**Your objective:**
Could you arrange every line of the listing below as a Markdown table with the columns "Row" and "Listing line," numbering the rows and leaving out blank lines and the pictures?
******
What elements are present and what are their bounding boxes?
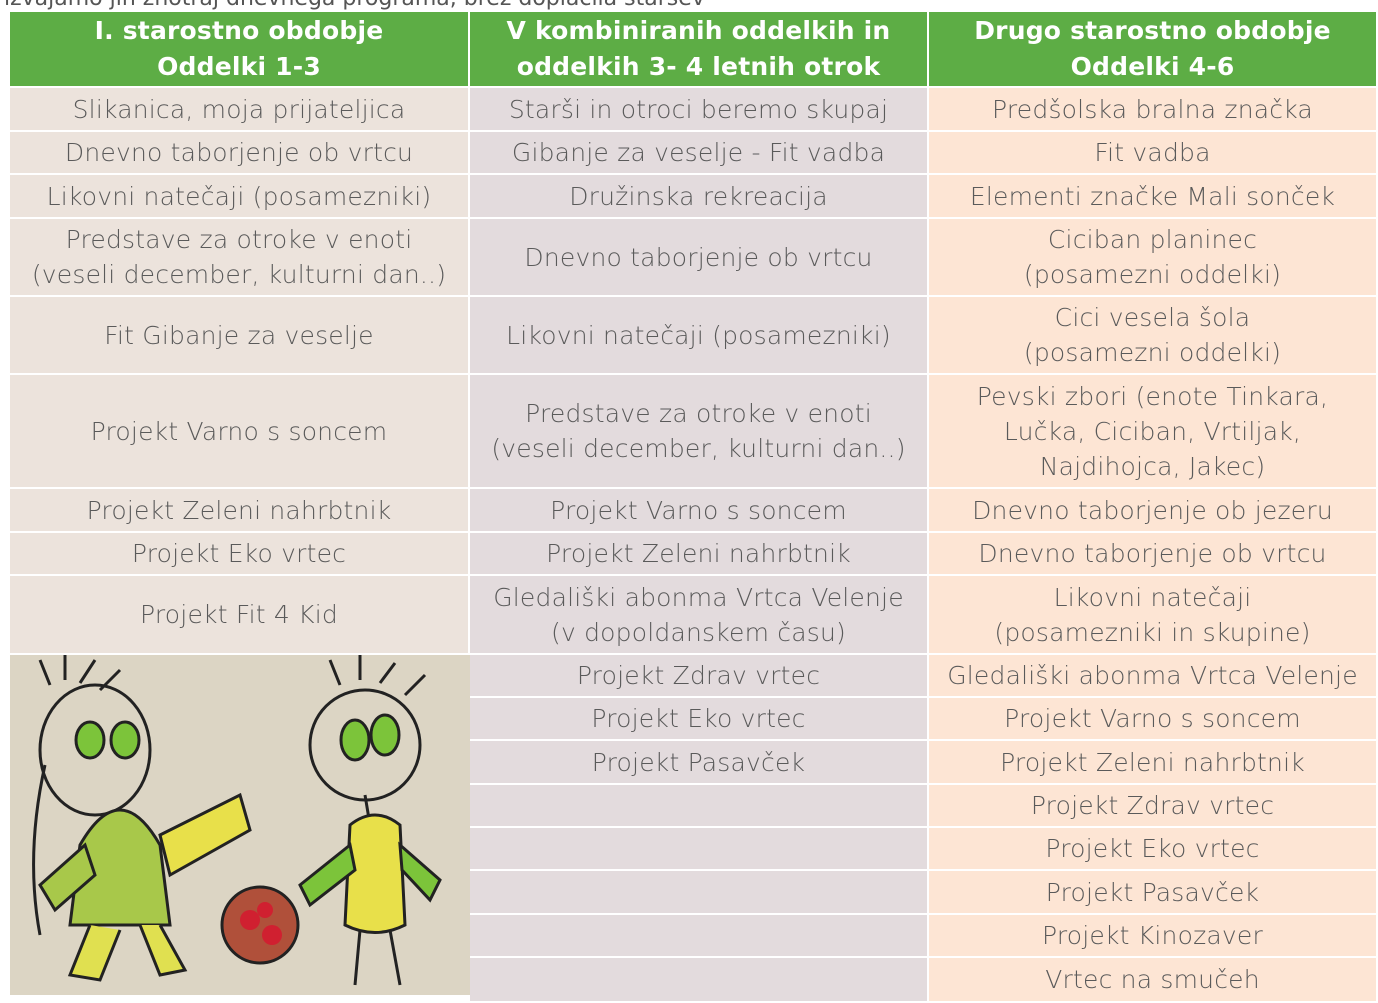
table-cell: Fit Gibanje za veselje (10, 297, 470, 375)
table-cell: Projekt Zeleni nahrbtnik (929, 741, 1378, 785)
table-cell: Projekt Zdrav vrtec (929, 785, 1378, 828)
table-cell: Dnevno taborjenje ob vrtcu (10, 132, 470, 175)
table-cell: Projekt Eko vrtec (470, 698, 929, 741)
table-cell: Projekt Varno s soncem (470, 489, 929, 533)
table-cell: Projekt Kinozaver (929, 915, 1378, 958)
empty-cell (470, 915, 929, 958)
table-cell: Gibanje za veselje - Fit vadba (470, 132, 929, 175)
table-cell: Pevski zbori (enote Tinkara, Lučka, Cici… (929, 375, 1378, 489)
table-cell: Projekt Pasavček (470, 741, 929, 785)
header-cell: V kombiniranih oddelkih in oddelkih 3- 4… (470, 12, 929, 88)
table-cell: Fit vadba (929, 132, 1378, 175)
table-cell: Cici vesela šola (posamezni oddelki) (929, 297, 1378, 375)
empty-cell (470, 828, 929, 871)
table-cell: Vrtec na smučeh (929, 958, 1378, 1003)
table-cell: Dnevno taborjenje ob vrtcu (470, 219, 929, 297)
table-cell: Predstave za otroke v enoti (veseli dece… (10, 219, 470, 297)
table-cell: Dnevno taborjenje ob jezeru (929, 489, 1378, 533)
table-cell: Slikanica, moja prijateljica (10, 88, 470, 132)
header-cell: Drugo starostno obdobje Oddelki 4-6 (929, 12, 1378, 88)
table-cell: Projekt Eko vrtec (929, 828, 1378, 871)
empty-cell (470, 958, 929, 1003)
child-drawing (10, 655, 470, 995)
table-cell: Gledališki abonma Vrtca Velenje (929, 655, 1378, 698)
table-cell: Projekt Zeleni nahrbtnik (470, 533, 929, 576)
table-cell: Ciciban planinec (posamezni oddelki) (929, 219, 1378, 297)
table-cell: Likovni natečaji (posamezniki) (10, 175, 470, 219)
table-cell: Projekt Fit 4 Kid (10, 576, 470, 655)
table-cell: Predšolska bralna značka (929, 88, 1378, 132)
header-cell: I. starostno obdobje Oddelki 1-3 (10, 12, 470, 88)
empty-cell (470, 785, 929, 828)
table-cell: Projekt Varno s soncem (10, 375, 470, 489)
table-cell: Projekt Varno s soncem (929, 698, 1378, 741)
table-cell: Dnevno taborjenje ob vrtcu (929, 533, 1378, 576)
table-cell: Starši in otroci beremo skupaj (470, 88, 929, 132)
table-cell: Elementi značke Mali sonček (929, 175, 1378, 219)
table-cell: Projekt Zdrav vrtec (470, 655, 929, 698)
table-cell: Projekt Pasavček (929, 871, 1378, 915)
table-cell: Družinska rekreacija (470, 175, 929, 219)
table-cell: Predstave za otroke v enoti (veseli dece… (470, 375, 929, 489)
table-cell: Projekt Eko vrtec (10, 533, 470, 576)
table-cell: Likovni natečaji (posamezniki) (470, 297, 929, 375)
empty-cell (470, 871, 929, 915)
table-cell: Projekt Zeleni nahrbtnik (10, 489, 470, 533)
table-cell: Gledališki abonma Vrtca Velenje (v dopol… (470, 576, 929, 655)
intro-text: izvajamo jih znotraj dnevnega programa, … (4, 0, 705, 11)
table-cell: Likovni natečaji (posamezniki in skupine… (929, 576, 1378, 655)
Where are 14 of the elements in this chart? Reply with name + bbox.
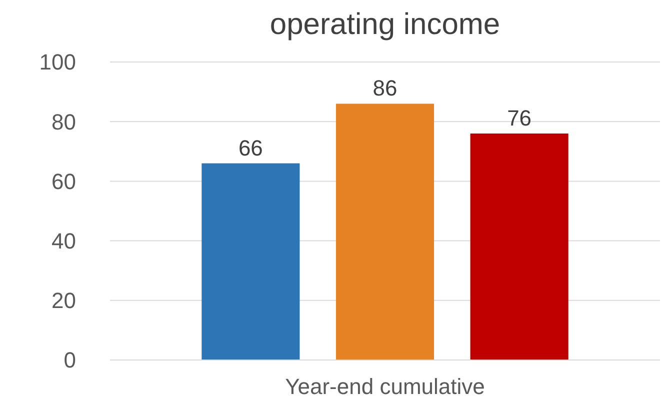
******
**Result:**
| Row | Listing line |
|---|---|
| 1 | What elements are present and what are their bounding boxes? |
| 2 | table-cell: Fit Gibanje za veselje (10, 297, 470, 375) |
| 3 | table-cell: Projekt Zeleni nahrbtnik (929, 741, 1378, 785) |
| 4 | table-cell: Projekt Zdrav vrtec (929, 785, 1378, 828) |
| 5 | table-cell: Dnevno taborjenje ob vrtcu (10, 132, 470, 175) |
| 6 | table-cell: Projekt Eko vrtec (470, 698, 929, 741) |
| 7 | table-cell: Projekt Varno s soncem (470, 489, 929, 533) |
| 8 | table-cell: Projekt Kinozaver (929, 915, 1378, 958) |
| 9 | empty-cell (470, 915, 929, 958) |
| 10 | table-cell: Gibanje za veselje - Fit vadba (470, 132, 929, 175) |
| 11 | table-cell: Pevski zbori (enote Tinkara, Lučka, Cici… (929, 375, 1378, 489) |
| 12 | table-cell: Projekt Pasavček (470, 741, 929, 785) |
| 13 | header-cell: V kombiniranih oddelkih in oddelkih 3- 4… (470, 12, 929, 88) |
| 14 | table-cell: Fit vadba (929, 132, 1378, 175) |
| 15 | table-cell: Cici vesela šola (posamezni oddelki) (929, 297, 1378, 375) |
| 16 | empty-cell (470, 828, 929, 871) |
| 17 | table-cell: Vrtec na smučeh (929, 958, 1378, 1003) |
| 18 | table-cell: Dnevno taborjenje ob vrtcu (470, 219, 929, 297) |
| 19 | table-cell: Predstave za otroke v enoti (veseli dece… (10, 219, 470, 297) |
| 20 | table-cell: Dnevno taborjenje ob jezeru (929, 489, 1378, 533) |
| 21 | table-cell: Slikanica, moja prijateljica (10, 88, 470, 132) |
| 22 | header-cell: Drugo starostno obdobje Oddelki 4-6 (929, 12, 1378, 88) |
| 23 | table-cell: Projekt Eko vrtec (929, 828, 1378, 871) |
| 24 | empty-cell (470, 958, 929, 1003) |
| 25 | child-drawing (10, 655, 470, 995) |
| 26 | table-cell: Gledališki abonma Vrtca Velenje (929, 655, 1378, 698) |
| 27 | table-cell: Projekt Zeleni nahrbtnik (470, 533, 929, 576) |
| 28 | table-cell: Ciciban planinec (posamezni oddelki) (929, 219, 1378, 297) |
| 29 | table-cell: Likovni natečaji (posamezniki) (10, 175, 470, 219) |
| 30 | table-cell: Projekt Fit 4 Kid (10, 576, 470, 655) |
| 31 | table-cell: Predšolska bralna značka (929, 88, 1378, 132) |
| 32 | header-cell: I. starostno obdobje Oddelki 1-3 (10, 12, 470, 88) |
| 33 | empty-cell (470, 785, 929, 828) |
| 34 | table-cell: Projekt Varno s soncem (10, 375, 470, 489) |
| 35 | table-cell: Projekt Varno s soncem (929, 698, 1378, 741) |
| 36 | table-cell: Dnevno taborjenje ob vrtcu (929, 533, 1378, 576) |
| 37 | table-cell: Starši in otroci beremo skupaj (470, 88, 929, 132) |
| 38 | table-cell: Elementi značke Mali sonček (929, 175, 1378, 219) |
| 39 | table-cell: Projekt Zdrav vrtec (470, 655, 929, 698) |
| 40 | table-cell: Projekt Pasavček (929, 871, 1378, 915) |
| 41 | table-cell: Družinska rekreacija (470, 175, 929, 219) |
| 42 | table-cell: Predstave za otroke v enoti (veseli dece… (470, 375, 929, 489) |
| 43 | table-cell: Projekt Eko vrtec (10, 533, 470, 576) |
| 44 | table-cell: Likovni natečaji (posamezniki) (470, 297, 929, 375) |
| 45 | empty-cell (470, 871, 929, 915) |
| 46 | table-cell: Projekt Zeleni nahrbtnik (10, 489, 470, 533) |
| 47 | table-cell: Gledališki abonma Vrtca Velenje (v dopol… (470, 576, 929, 655) |
| 48 | intro-text: izvajamo jih znotraj dnevnega programa, … (4, 0, 705, 11) |
| 49 | table-cell: Likovni natečaji (posamezniki in skupine… (929, 576, 1378, 655) |
| 50 | Where are 14 of the elements in this chart? Reply with name + bbox. |